§ **To be done**
Filter this data down to the lines that hold "étude", and copy them.

^^^^

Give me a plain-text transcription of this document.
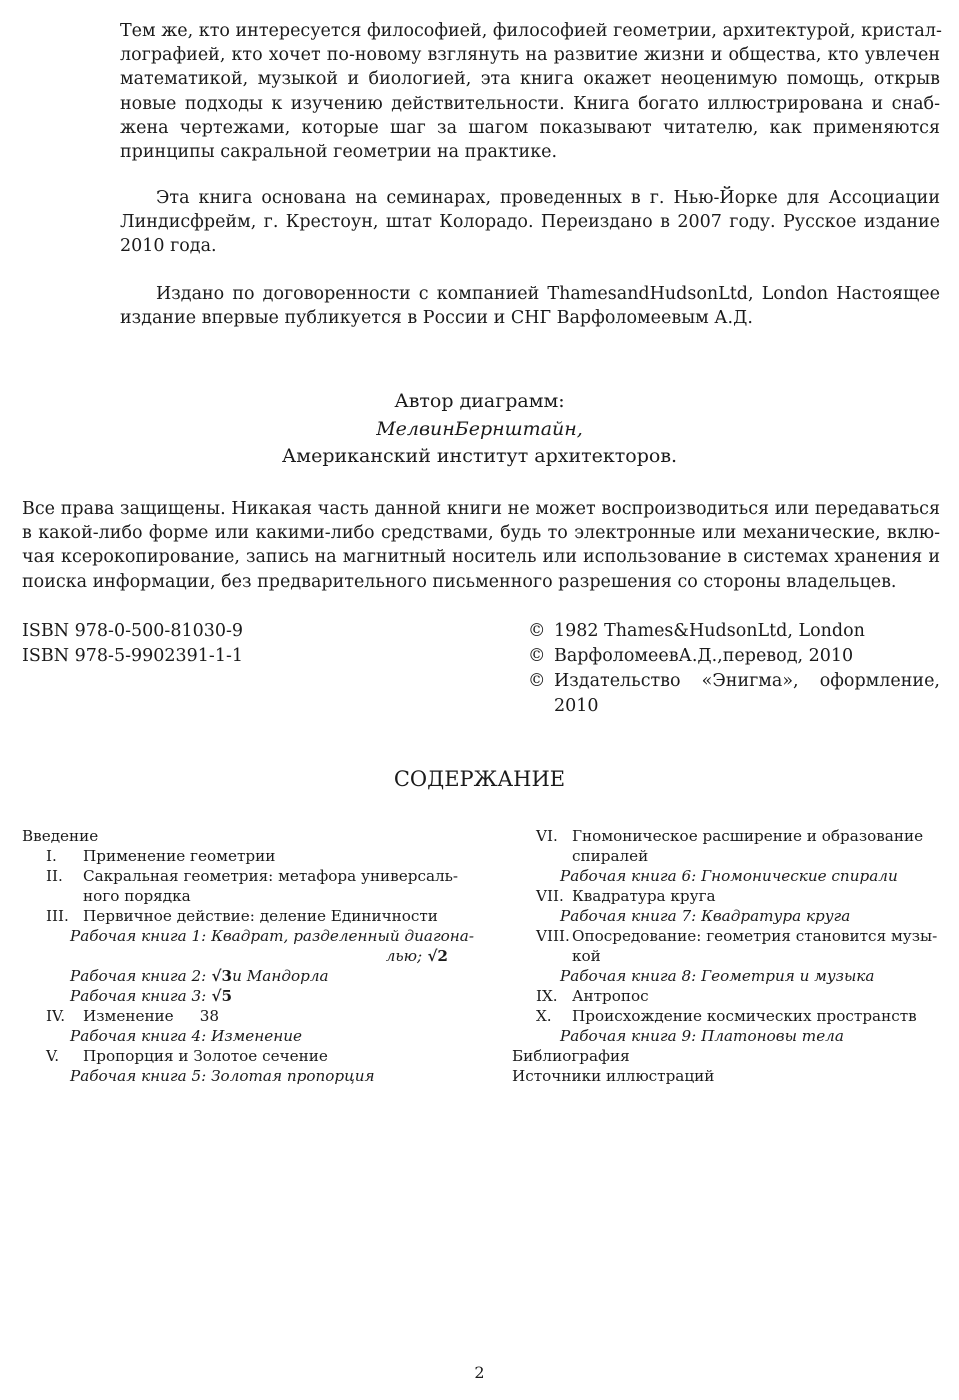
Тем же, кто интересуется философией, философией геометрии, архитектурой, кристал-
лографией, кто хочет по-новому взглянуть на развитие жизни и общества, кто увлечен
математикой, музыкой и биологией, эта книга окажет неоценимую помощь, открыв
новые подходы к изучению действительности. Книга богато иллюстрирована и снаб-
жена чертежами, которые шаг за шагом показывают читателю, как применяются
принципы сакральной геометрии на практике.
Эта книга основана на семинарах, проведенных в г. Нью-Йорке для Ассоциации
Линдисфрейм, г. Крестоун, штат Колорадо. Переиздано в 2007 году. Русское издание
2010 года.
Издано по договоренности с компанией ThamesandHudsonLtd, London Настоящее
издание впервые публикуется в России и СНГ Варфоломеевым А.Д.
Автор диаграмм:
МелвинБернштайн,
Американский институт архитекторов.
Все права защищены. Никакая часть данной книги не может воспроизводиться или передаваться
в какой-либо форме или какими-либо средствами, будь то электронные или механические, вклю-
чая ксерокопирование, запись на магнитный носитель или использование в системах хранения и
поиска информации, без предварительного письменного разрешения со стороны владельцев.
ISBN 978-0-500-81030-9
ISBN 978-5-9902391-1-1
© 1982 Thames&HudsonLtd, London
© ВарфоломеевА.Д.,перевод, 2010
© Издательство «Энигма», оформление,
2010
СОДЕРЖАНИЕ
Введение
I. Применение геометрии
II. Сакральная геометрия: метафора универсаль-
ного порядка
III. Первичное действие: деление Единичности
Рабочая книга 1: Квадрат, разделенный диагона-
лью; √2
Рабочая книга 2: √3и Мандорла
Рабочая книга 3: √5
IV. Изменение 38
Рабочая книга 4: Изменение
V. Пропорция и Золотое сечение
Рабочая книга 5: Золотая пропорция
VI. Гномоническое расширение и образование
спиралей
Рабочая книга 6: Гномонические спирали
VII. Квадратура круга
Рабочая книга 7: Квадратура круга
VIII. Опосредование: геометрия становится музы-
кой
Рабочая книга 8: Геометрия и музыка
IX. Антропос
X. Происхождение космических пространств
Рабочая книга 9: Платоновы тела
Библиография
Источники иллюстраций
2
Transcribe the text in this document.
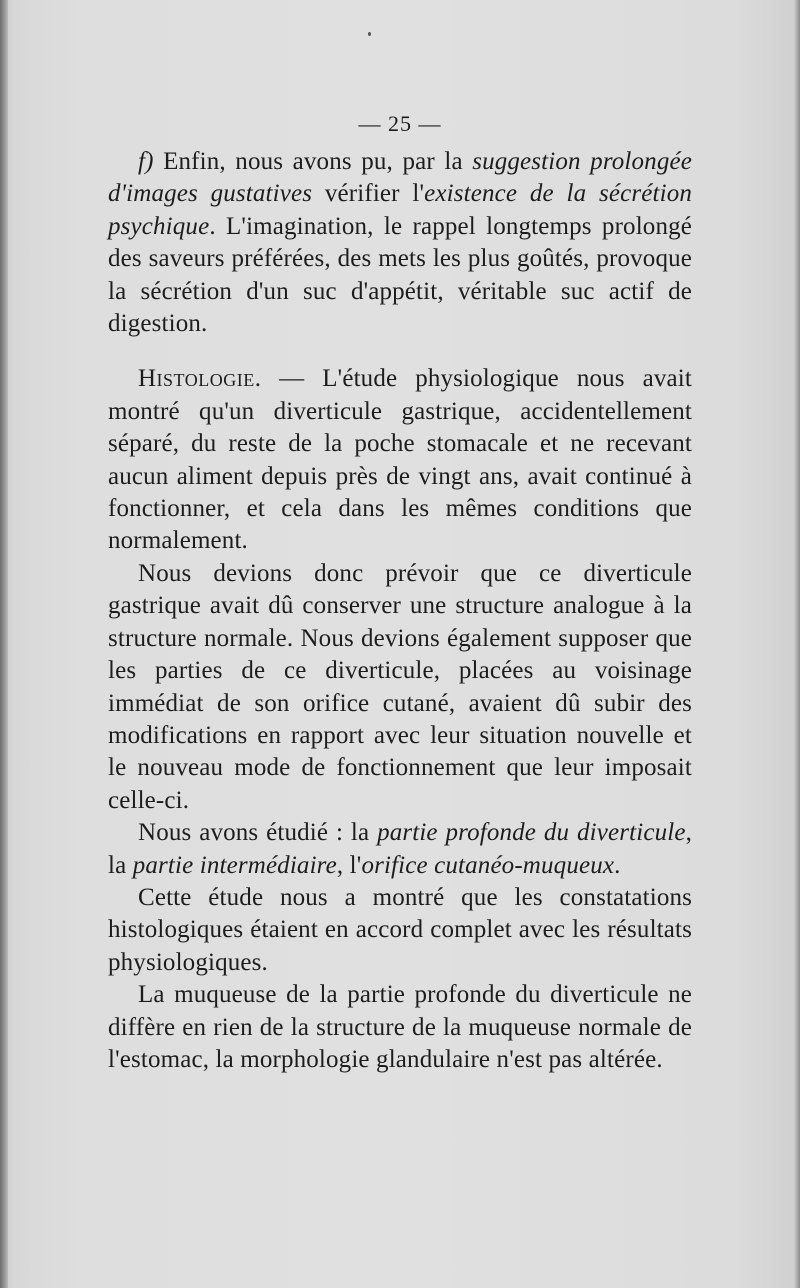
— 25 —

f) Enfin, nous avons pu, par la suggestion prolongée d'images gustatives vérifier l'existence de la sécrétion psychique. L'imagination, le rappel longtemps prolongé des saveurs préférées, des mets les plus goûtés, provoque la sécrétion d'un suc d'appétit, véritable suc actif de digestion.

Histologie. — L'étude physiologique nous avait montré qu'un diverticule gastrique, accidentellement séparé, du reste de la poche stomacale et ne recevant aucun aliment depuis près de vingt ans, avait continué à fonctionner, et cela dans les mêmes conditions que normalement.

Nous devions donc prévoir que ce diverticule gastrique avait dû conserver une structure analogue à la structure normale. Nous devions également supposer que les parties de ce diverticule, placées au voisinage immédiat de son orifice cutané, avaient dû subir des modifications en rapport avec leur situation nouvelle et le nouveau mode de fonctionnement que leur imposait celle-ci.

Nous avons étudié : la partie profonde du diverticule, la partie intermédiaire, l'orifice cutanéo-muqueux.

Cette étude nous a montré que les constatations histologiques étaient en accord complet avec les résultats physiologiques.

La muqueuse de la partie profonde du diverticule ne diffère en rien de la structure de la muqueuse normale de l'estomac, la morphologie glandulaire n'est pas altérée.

^^^^

§ **Exercise response**
Histologie. — L'étude physiologique nous avait montré qu'un diverticule gastrique, accidentellement séparé, du reste de la poche stomacale et ne recevant aucun aliment depuis près de vingt ans, avait continué à fonctionner, et cela dans les mêmes conditions que normalement.
Cette étude nous a montré que les constatations histologiques étaient en accord complet avec les résultats physiologiques.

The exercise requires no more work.